Find every line in the records below that holds the word "within" and copy it.

Data entries
++++++
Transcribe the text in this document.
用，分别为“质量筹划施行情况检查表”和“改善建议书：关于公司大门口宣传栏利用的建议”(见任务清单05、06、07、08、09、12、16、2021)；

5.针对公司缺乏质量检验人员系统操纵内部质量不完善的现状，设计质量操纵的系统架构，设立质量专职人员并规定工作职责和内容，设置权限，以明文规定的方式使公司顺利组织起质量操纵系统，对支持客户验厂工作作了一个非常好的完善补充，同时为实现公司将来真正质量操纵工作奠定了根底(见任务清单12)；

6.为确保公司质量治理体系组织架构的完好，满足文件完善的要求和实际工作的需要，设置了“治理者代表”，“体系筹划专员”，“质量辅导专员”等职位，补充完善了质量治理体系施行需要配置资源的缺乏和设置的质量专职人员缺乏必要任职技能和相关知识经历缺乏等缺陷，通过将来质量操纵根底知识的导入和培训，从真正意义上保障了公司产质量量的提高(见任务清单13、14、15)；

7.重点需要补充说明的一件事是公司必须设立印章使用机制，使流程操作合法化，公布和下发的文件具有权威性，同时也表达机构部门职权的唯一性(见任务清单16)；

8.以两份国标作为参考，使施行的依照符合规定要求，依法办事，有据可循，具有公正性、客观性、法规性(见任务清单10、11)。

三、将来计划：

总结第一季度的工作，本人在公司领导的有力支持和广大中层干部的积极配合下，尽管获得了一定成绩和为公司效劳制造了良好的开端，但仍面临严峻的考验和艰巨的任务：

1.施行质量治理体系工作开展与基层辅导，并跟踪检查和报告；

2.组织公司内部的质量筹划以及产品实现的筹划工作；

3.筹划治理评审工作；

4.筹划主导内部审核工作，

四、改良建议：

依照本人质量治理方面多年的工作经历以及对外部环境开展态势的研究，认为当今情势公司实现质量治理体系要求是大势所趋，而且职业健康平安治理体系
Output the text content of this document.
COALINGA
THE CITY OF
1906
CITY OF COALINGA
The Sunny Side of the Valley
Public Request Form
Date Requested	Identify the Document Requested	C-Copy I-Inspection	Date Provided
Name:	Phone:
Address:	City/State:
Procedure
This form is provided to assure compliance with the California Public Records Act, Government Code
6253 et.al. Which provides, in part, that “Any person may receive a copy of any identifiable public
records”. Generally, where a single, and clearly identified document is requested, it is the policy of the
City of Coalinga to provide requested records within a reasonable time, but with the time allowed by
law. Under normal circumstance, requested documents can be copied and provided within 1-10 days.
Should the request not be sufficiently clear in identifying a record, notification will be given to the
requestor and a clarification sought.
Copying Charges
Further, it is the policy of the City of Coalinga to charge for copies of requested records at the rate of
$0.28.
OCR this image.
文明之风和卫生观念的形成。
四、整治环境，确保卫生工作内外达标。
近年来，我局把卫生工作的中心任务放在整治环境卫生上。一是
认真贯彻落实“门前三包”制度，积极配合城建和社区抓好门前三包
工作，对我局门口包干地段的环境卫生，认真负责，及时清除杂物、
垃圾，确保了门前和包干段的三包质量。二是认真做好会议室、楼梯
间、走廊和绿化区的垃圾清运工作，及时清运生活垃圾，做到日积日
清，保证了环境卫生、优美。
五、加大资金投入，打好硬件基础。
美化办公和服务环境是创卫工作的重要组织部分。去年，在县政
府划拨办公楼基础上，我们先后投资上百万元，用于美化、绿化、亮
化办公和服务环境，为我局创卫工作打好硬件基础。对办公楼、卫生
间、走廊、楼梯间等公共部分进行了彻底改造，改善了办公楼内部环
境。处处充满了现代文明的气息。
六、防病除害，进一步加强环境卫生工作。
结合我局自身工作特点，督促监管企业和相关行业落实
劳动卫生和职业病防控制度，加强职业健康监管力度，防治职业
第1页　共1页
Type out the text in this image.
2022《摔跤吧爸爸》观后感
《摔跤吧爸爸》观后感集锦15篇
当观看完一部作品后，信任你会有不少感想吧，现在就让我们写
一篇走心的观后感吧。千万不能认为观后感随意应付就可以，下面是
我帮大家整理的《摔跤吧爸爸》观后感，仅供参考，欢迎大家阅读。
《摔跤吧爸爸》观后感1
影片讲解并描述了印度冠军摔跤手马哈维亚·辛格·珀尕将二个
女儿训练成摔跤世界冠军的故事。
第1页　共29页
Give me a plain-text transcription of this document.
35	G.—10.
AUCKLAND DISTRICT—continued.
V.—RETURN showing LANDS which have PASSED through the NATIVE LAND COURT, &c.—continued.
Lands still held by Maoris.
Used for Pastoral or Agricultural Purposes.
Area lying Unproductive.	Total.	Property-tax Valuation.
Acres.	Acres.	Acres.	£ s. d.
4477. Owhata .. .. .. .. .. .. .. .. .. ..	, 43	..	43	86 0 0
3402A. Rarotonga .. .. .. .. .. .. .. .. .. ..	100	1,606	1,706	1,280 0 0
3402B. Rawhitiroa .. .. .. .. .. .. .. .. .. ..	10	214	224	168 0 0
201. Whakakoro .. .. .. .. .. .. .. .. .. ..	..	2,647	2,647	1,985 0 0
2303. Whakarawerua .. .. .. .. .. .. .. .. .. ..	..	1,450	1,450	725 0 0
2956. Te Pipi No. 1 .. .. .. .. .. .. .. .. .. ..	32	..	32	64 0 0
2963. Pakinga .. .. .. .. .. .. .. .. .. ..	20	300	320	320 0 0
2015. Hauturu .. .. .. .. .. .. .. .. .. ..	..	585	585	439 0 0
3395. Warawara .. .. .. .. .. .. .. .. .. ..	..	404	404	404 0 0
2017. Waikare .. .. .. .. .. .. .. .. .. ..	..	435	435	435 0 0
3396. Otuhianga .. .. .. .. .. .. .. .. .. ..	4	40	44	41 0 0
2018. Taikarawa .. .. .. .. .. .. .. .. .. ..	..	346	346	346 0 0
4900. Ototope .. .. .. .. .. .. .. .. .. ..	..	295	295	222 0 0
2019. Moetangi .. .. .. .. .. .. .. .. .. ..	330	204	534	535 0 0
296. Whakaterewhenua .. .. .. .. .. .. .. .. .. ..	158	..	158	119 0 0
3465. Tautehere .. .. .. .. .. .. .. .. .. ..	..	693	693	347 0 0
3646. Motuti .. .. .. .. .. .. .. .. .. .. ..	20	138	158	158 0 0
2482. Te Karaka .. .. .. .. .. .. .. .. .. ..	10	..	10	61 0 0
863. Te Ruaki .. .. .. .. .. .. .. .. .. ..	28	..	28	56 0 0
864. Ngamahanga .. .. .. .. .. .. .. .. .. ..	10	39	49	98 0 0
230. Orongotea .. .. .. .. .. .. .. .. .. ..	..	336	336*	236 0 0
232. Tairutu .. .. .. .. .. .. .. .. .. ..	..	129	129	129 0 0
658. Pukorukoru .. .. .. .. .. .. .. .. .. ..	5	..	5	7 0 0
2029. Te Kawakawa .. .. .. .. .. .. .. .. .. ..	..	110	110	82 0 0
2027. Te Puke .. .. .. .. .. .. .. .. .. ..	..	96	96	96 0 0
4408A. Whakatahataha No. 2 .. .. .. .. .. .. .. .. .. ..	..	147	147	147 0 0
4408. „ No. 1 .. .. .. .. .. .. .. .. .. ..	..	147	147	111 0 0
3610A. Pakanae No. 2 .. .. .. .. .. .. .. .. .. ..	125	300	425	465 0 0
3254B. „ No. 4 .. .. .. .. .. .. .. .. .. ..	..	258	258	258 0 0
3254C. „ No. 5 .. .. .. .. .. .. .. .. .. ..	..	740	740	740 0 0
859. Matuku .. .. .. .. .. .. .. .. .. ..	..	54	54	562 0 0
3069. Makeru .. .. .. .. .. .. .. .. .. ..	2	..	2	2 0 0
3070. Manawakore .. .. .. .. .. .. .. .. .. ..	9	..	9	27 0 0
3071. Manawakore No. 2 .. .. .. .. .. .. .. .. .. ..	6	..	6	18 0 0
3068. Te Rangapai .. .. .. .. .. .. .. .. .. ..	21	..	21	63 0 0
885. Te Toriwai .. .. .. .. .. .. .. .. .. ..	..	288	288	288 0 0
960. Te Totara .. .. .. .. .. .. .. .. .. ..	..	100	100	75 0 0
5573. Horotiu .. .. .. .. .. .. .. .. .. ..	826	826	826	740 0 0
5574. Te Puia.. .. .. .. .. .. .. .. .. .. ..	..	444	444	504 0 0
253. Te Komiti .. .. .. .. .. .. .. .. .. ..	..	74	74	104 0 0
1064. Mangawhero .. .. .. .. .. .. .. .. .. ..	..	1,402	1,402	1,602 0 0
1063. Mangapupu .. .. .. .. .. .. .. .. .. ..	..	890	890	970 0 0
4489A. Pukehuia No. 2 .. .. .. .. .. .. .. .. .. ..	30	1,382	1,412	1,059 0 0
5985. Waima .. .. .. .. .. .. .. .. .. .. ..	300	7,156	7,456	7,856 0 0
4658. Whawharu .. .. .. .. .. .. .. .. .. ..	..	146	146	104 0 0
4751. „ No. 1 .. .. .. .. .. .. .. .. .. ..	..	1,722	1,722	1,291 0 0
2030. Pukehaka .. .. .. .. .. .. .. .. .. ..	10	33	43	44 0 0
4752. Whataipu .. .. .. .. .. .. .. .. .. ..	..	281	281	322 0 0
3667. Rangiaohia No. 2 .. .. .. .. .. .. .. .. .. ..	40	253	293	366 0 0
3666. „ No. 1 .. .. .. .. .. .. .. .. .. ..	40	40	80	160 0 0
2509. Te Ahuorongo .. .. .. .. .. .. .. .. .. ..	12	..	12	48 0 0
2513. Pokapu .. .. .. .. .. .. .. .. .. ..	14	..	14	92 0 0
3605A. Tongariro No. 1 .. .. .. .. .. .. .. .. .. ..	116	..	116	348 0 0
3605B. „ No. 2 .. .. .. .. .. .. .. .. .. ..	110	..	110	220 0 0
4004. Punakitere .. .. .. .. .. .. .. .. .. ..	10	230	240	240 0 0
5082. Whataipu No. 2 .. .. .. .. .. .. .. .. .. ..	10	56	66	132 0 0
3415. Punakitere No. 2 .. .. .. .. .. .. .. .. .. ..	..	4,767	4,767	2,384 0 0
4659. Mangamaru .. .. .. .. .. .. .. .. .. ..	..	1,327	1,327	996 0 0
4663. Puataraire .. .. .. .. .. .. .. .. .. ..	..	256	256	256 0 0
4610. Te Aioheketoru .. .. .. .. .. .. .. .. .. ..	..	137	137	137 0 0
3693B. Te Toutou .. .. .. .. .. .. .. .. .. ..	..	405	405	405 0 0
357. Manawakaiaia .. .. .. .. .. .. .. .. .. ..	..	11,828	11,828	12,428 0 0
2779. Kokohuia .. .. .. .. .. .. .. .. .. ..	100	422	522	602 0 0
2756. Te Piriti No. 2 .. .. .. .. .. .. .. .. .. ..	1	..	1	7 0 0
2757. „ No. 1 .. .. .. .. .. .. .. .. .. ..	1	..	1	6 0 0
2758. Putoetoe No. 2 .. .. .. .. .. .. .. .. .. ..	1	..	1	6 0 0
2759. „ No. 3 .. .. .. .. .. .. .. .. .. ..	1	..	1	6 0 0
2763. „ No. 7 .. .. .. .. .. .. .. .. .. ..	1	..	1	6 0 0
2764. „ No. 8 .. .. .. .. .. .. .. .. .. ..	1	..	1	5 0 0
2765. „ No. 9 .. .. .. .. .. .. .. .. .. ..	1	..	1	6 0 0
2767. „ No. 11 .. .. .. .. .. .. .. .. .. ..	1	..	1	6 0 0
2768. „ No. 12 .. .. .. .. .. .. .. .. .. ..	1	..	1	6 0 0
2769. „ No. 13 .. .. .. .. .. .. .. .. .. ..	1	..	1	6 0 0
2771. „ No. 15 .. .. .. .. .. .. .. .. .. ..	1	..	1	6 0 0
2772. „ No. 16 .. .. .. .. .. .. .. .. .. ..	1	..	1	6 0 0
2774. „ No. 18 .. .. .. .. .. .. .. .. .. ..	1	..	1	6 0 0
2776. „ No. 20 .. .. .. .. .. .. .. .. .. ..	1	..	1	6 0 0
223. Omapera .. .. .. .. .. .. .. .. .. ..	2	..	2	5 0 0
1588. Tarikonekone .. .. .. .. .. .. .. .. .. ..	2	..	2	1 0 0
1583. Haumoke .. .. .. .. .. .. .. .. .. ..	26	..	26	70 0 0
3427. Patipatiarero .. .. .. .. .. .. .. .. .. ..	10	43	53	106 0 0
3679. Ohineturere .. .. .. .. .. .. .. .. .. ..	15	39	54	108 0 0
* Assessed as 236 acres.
++++++
■ IN RESPONSE ■
City of Coalinga to provide requested records within a reasonable time, but with the time allowed by
law. Under normal circumstance, requested documents can be copied and provided within 1-10 days.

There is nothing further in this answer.